## [What the task asks]
Copy out each line of the material below with no changes.

## [Material provided]
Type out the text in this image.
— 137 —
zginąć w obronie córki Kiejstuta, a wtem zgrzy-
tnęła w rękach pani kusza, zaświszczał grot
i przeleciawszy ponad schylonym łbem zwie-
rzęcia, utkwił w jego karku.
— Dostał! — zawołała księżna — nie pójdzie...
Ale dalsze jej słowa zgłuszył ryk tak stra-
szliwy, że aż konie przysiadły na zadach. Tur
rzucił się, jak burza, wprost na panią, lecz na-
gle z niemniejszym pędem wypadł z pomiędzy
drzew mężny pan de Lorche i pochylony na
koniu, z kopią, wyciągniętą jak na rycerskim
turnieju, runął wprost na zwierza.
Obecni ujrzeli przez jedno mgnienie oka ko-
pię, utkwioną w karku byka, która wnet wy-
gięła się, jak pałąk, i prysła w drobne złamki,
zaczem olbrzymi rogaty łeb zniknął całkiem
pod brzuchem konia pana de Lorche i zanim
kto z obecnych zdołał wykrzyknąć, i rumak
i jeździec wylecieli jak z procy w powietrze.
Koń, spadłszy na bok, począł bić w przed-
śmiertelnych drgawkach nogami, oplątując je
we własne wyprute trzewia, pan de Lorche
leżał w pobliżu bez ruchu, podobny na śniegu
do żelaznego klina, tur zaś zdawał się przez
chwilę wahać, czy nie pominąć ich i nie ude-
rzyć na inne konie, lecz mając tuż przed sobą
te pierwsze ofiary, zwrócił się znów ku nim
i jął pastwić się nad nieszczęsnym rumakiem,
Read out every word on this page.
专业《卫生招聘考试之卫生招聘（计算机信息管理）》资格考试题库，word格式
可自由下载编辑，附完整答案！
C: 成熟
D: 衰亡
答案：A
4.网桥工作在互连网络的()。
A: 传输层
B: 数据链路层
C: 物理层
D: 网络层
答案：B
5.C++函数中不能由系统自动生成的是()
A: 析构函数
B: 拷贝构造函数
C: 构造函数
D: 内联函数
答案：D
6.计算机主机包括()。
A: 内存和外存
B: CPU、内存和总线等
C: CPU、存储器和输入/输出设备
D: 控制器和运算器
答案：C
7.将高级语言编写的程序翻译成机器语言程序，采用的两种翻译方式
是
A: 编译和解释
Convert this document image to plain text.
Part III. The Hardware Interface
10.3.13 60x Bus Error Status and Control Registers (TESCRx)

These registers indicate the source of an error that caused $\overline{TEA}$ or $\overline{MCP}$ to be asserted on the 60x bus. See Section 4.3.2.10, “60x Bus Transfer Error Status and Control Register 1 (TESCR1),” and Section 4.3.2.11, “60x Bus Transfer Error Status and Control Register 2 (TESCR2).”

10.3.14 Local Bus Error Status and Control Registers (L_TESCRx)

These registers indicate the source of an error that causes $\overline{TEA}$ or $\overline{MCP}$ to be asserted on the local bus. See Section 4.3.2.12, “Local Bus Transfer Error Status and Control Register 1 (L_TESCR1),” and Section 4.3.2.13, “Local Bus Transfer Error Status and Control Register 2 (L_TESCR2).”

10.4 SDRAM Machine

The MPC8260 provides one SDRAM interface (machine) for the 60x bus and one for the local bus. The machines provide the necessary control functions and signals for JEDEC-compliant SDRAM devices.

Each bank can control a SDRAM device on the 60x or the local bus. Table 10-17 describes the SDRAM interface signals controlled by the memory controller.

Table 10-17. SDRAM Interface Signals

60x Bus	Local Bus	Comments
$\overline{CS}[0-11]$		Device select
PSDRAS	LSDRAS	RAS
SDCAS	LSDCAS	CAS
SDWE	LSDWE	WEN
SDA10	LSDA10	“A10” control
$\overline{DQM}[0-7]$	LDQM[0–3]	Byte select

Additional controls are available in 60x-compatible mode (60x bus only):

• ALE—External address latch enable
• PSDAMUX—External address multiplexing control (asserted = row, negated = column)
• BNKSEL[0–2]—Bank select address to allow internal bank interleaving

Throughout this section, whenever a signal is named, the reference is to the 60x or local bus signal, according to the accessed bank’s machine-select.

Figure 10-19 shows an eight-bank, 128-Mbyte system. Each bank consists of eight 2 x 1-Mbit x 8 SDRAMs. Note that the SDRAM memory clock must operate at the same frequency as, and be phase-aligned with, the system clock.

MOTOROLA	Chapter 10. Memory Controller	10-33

## [Answer for the task]
Type out the text in this image.
— 137 —
zginąć w obronie córki Kiejstuta, a wtem zgrzy-
tnęła w rękach pani kusza, zaświszczał grot
i przeleciawszy ponad schylonym łbem zwie-
rzęcia, utkwił w jego karku.
— Dostał! — zawołała księżna — nie pójdzie...
Ale dalsze jej słowa zgłuszył ryk tak stra-
szliwy, że aż konie przysiadły na zadach. Tur
rzucił się, jak burza, wprost na panią, lecz na-
gle z niemniejszym pędem wypadł z pomiędzy
drzew mężny pan de Lorche i pochylony na
koniu, z kopią, wyciągniętą jak na rycerskim
turnieju, runął wprost na zwierza.
Obecni ujrzeli przez jedno mgnienie oka ko-
pię, utkwioną w karku byka, która wnet wy-
gięła się, jak pałąk, i prysła w drobne złamki,
zaczem olbrzymi rogaty łeb zniknął całkiem
pod brzuchem konia pana de Lorche i zanim
kto z obecnych zdołał wykrzyknąć, i rumak
i jeździec wylecieli jak z procy w powietrze.
Koń, spadłszy na bok, począł bić w przed-
śmiertelnych drgawkach nogami, oplątując je
we własne wyprute trzewia, pan de Lorche
leżał w pobliżu bez ruchu, podobny na śniegu
do żelaznego klina, tur zaś zdawał się przez
chwilę wahać, czy nie pominąć ich i nie ude-
rzyć na inne konie, lecz mając tuż przed sobą
te pierwsze ofiary, zwrócił się znów ku nim
i jął pastwić się nad nieszczęsnym rumakiem,
Read out every word on this page.
专业《卫生招聘考试之卫生招聘（计算机信息管理）》资格考试题库，word格式
可自由下载编辑，附完整答案！
C: 成熟
D: 衰亡
答案：A
4.网桥工作在互连网络的()。
A: 传输层
B: 数据链路层
C: 物理层
D: 网络层
答案：B
5.C++函数中不能由系统自动生成的是()
A: 析构函数
B: 拷贝构造函数
C: 构造函数
D: 内联函数
答案：D
6.计算机主机包括()。
A: 内存和外存
B: CPU、内存和总线等
C: CPU、存储器和输入/输出设备
D: 控制器和运算器
答案：C
7.将高级语言编写的程序翻译成机器语言程序，采用的两种翻译方式
是
A: 编译和解释
Convert this document image to plain text.
Part III. The Hardware Interface
10.3.13 60x Bus Error Status and Control Registers (TESCRx)

These registers indicate the source of an error that caused $\overline{TEA}$ or $\overline{MCP}$ to be asserted on the 60x bus. See Section 4.3.2.10, “60x Bus Transfer Error Status and Control Register 1 (TESCR1),” and Section 4.3.2.11, “60x Bus Transfer Error Status and Control Register 2 (TESCR2).”

10.3.14 Local Bus Error Status and Control Registers (L_TESCRx)

These registers indicate the source of an error that causes $\overline{TEA}$ or $\overline{MCP}$ to be asserted on the local bus. See Section 4.3.2.12, “Local Bus Transfer Error Status and Control Register 1 (L_TESCR1),” and Section 4.3.2.13, “Local Bus Transfer Error Status and Control Register 2 (L_TESCR2).”

10.4 SDRAM Machine

The MPC8260 provides one SDRAM interface (machine) for the 60x bus and one for the local bus. The machines provide the necessary control functions and signals for JEDEC-compliant SDRAM devices.

Each bank can control a SDRAM device on the 60x or the local bus. Table 10-17 describes the SDRAM interface signals controlled by the memory controller.

Table 10-17. SDRAM Interface Signals

60x Bus	Local Bus	Comments
$\overline{CS}[0-11]$		Device select
PSDRAS	LSDRAS	RAS
SDCAS	LSDCAS	CAS
SDWE	LSDWE	WEN
SDA10	LSDA10	“A10” control
$\overline{DQM}[0-7]$	LDQM[0–3]	Byte select

Additional controls are available in 60x-compatible mode (60x bus only):

• ALE—External address latch enable
• PSDAMUX—External address multiplexing control (asserted = row, negated = column)
• BNKSEL[0–2]—Bank select address to allow internal bank interleaving

Throughout this section, whenever a signal is named, the reference is to the 60x or local bus signal, according to the accessed bank’s machine-select.

Figure 10-19 shows an eight-bank, 128-Mbyte system. Each bank consists of eight 2 x 1-Mbit x 8 SDRAMs. Note that the SDRAM memory clock must operate at the same frequency as, and be phase-aligned with, the system clock.

MOTOROLA	Chapter 10. Memory Controller	10-33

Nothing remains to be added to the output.